### Problem to work on
Report only the number of lines that hold the word "this".

### Entries shown
────────────────────

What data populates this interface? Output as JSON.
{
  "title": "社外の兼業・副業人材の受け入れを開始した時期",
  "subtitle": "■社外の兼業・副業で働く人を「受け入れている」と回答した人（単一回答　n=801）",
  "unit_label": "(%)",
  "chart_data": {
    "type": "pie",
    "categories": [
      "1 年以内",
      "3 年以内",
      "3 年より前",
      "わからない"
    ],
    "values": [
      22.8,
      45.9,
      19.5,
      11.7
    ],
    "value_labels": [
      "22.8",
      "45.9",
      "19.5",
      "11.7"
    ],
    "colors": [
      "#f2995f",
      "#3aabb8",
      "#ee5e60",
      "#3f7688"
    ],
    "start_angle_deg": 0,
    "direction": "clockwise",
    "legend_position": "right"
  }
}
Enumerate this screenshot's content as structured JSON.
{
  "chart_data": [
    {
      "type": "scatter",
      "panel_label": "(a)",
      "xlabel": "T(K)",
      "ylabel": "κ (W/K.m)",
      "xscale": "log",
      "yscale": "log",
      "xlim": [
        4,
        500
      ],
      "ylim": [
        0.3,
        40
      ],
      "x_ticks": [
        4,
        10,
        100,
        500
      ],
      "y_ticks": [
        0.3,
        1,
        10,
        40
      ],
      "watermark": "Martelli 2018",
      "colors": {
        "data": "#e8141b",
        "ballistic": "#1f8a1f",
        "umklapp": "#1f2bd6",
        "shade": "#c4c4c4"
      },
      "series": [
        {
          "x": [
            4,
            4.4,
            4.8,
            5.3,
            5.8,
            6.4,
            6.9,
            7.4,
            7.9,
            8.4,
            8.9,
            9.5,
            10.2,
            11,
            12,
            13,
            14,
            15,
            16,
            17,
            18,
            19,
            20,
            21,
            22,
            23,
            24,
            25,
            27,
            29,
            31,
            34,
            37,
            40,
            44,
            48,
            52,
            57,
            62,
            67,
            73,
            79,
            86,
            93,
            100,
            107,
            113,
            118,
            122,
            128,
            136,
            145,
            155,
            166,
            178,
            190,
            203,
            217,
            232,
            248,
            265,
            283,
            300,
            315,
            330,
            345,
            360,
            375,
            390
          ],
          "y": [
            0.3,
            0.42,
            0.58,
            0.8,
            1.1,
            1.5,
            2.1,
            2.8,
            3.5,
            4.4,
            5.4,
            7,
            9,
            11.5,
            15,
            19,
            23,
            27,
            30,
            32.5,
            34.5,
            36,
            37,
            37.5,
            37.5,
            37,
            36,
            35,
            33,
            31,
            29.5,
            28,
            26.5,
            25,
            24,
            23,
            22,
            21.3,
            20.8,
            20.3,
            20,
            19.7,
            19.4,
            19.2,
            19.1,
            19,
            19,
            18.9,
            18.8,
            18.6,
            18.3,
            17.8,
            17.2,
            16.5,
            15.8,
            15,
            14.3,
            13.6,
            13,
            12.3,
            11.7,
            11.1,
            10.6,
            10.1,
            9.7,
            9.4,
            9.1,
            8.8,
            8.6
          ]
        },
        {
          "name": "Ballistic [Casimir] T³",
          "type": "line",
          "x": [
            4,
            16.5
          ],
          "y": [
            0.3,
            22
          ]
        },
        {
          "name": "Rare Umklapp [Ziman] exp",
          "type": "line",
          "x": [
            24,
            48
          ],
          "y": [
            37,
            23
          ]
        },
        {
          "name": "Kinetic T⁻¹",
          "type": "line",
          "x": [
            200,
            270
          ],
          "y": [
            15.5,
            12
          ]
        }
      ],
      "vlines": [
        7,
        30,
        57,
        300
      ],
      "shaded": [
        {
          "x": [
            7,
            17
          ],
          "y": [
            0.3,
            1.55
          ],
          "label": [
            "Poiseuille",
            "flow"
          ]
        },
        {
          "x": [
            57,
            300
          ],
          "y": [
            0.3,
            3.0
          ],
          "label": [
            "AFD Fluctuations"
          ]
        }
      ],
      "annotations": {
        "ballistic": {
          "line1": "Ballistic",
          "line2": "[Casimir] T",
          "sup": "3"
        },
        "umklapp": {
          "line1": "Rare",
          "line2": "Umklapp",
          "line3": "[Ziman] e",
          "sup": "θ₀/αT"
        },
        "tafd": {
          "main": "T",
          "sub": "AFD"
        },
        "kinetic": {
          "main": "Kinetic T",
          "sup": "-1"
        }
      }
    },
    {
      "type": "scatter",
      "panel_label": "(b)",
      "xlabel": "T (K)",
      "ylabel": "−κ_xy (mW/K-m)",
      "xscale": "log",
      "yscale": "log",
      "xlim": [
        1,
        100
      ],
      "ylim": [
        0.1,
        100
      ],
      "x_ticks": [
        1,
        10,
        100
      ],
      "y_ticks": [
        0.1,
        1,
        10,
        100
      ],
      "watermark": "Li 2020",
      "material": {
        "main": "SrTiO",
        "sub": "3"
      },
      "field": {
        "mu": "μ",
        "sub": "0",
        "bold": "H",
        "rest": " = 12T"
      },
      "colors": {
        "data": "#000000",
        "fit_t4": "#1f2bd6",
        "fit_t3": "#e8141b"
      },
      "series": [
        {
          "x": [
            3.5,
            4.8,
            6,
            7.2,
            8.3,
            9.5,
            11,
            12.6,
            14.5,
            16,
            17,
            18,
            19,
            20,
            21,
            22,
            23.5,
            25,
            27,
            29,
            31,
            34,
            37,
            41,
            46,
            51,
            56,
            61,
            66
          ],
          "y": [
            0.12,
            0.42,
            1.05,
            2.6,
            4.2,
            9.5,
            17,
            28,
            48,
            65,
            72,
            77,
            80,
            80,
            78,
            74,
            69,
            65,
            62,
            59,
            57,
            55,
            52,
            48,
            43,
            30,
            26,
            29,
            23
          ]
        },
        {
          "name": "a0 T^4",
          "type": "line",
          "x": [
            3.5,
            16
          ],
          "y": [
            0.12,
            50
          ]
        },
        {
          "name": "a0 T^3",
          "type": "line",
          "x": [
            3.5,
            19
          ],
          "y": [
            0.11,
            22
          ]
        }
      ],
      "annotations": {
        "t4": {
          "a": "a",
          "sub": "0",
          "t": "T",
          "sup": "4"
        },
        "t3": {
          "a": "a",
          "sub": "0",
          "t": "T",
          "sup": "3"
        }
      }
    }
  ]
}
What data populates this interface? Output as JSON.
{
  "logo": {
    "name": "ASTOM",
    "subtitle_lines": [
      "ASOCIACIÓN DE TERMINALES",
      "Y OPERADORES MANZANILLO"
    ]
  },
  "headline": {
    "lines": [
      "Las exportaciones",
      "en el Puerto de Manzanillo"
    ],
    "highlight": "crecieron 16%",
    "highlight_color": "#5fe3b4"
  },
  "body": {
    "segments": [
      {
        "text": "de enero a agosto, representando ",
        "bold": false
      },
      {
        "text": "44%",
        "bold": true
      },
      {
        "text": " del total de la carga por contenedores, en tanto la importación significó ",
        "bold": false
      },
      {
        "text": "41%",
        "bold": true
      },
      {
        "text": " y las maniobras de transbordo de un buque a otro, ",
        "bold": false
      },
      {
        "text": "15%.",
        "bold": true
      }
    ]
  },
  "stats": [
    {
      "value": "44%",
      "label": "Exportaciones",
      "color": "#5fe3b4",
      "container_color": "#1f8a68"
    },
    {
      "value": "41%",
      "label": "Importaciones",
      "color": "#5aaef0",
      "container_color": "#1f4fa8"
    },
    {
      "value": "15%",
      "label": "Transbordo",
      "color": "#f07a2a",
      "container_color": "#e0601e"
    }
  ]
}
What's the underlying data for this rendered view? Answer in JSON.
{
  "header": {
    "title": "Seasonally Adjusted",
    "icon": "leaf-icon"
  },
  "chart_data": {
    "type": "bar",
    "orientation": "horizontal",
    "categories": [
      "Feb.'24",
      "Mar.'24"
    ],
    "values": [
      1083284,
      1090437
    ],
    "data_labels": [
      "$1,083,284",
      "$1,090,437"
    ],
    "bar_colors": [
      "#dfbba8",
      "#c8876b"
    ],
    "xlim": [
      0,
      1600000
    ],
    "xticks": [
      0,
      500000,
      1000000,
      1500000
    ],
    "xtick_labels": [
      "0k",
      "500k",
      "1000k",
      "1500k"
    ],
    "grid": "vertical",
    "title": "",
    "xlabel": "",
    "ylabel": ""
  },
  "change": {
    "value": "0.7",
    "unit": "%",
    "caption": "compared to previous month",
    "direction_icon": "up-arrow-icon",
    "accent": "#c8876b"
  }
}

────────────────────

### Full answer
4